**INSTRUCTIONS TO FOLLOW**
Only lines holding the string "Maria" are wanted; copy each one from the material.

************

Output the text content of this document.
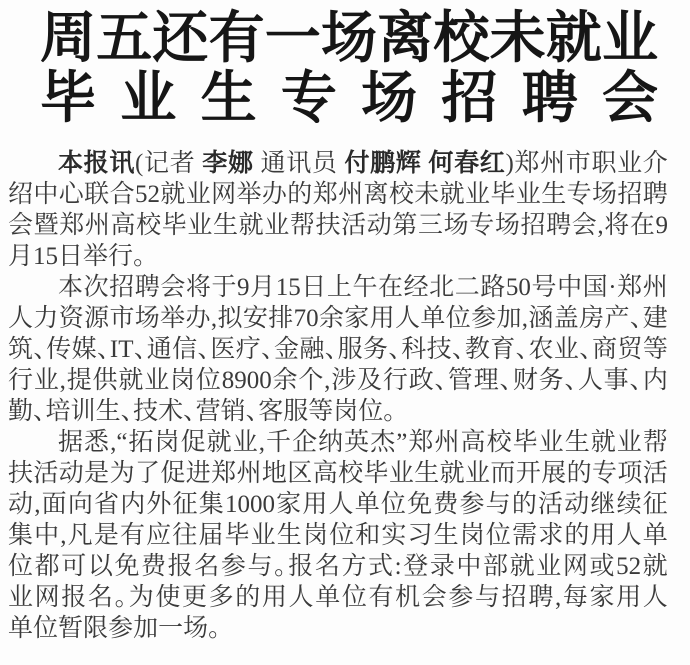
周五还有一场离校未就业
毕业生专场招聘会
本报讯(记者 李娜 通讯员 付鹏辉 何春红)郑州市职业介
绍中心联合52就业网举办的郑州离校未就业毕业生专场招聘
会暨郑州高校毕业生就业帮扶活动第三场专场招聘会,将在9
月15日举行。
本次招聘会将于9月15日上午在经北二路50号中国·郑州
人力资源市场举办,拟安排70余家用人单位参加,涵盖房产、建
筑、传媒、IT、通信、医疗、金融、服务、科技、教育、农业、商贸等
行业,提供就业岗位8900余个,涉及行政、管理、财务、人事、内
勤、培训生、技术、营销、客服等岗位。
据悉,“拓岗促就业,千企纳英杰”郑州高校毕业生就业帮
扶活动是为了促进郑州地区高校毕业生就业而开展的专项活
动,面向省内外征集1000家用人单位免费参与的活动继续征
集中,凡是有应往届毕业生岗位和实习生岗位需求的用人单
位都可以免费报名参与。报名方式:登录中部就业网或52就
业网报名。为使更多的用人单位有机会参与招聘,每家用人
单位暂限参加一场。
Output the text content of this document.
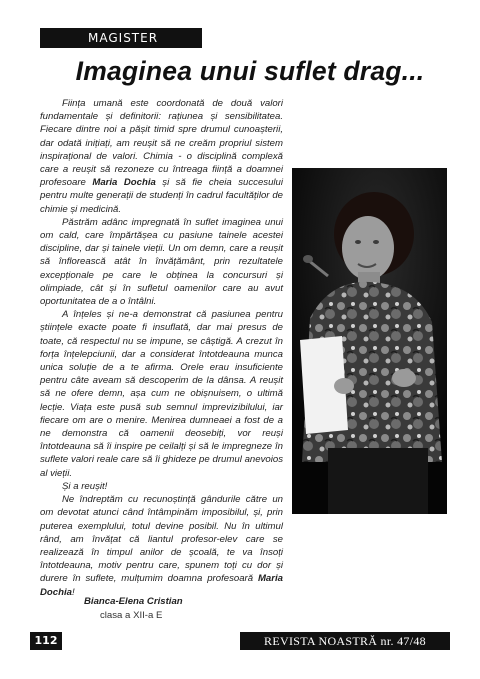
MAGISTER
Imaginea unui suflet drag...

Ființa umană este coordonată de două valori fundamentale și definitorii: rațiunea și sensibilitatea. Fiecare dintre noi a pășit timid spre drumul cunoașterii, dar odată inițiați, am reușit să ne creăm propriul sistem inspirațional de valori. Chimia - o disciplină complexă care a reușit să rezoneze cu întreaga ființă a doamnei profesoare Maria Dochia și să fie cheia succesului pentru multe generații de studenți în cadrul facultăților de chimie și medicină.

Păstrăm adânc impregnată în suflet imaginea unui om cald, care împărtășea cu pasiune tainele acestei discipline, dar și tainele vieții. Un om demn, care a reușit să înflorească atât în învățământ, prin rezultatele excepționale pe care le obținea la concursuri și olimpiade, cât și în sufletul oamenilor care au avut oportunitatea de a o întâlni.

A înțeles și ne-a demonstrat că pasiunea pentru științele exacte poate fi insuflată, dar mai presus de toate, că respectul nu se impune, se câștigă. A crezut în forța înțelepciunii, dar a considerat întotdeauna munca unica soluție de a te afirma. Orele erau insuficiente pentru câte aveam să descoperim de la dânsa. A reușit să ne ofere demn, așa cum ne obișnuisem, o ultimă lecție. Viața este pusă sub semnul imprevizibilului, iar fiecare om are o menire. Menirea dumneaei a fost de a ne demonstra că oamenii deosebiți, vor reuși întotdeauna să îi inspire pe ceilalți și să le impregneze în suflete valori reale care să îi ghideze pe drumul anevoios al vieții.

Și a reușit!

Ne îndreptăm cu recunoștință gândurile către un om devotat atunci când întâmpinăm imposibilul, și, prin puterea exemplului, totul devine posibil. Nu în ultimul rând, am învățat că liantul profesor-elev care se realizează în timpul anilor de școală, te va însoți întotdeauna, motiv pentru care, spunem toți cu dor și durere în suflete, mulțumim doamna profesoară Maria Dochia!

Bianca-Elena Cristian
clasa a XII-a E
112	REVISTA NOASTRĂ nr. 47/48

************

**ANSWER TO THIS PROBLEM**
Ființa umană este coordonată de două valori fundamentale și definitorii: rațiunea și sensibilitatea. Fiecare dintre noi a pășit timid spre drumul cunoașterii, dar odată inițiați, am reușit să ne creăm propriul sistem inspirațional de valori. Chimia - o disciplină complexă care a reușit să rezoneze cu întreaga ființă a doamnei profesoare Maria Dochia și să fie cheia succesului pentru multe generații de studenți în cadrul facultăților de chimie și medicină.
Ne îndreptăm cu recunoștință gândurile către un om devotat atunci când întâmpinăm imposibilul, și, prin puterea exemplului, totul devine posibil. Nu în ultimul rând, am învățat că liantul profesor-elev care se realizează în timpul anilor de școală, te va însoți întotdeauna, motiv pentru care, spunem toți cu dor și durere în suflete, mulțumim doamna profesoară Maria Dochia!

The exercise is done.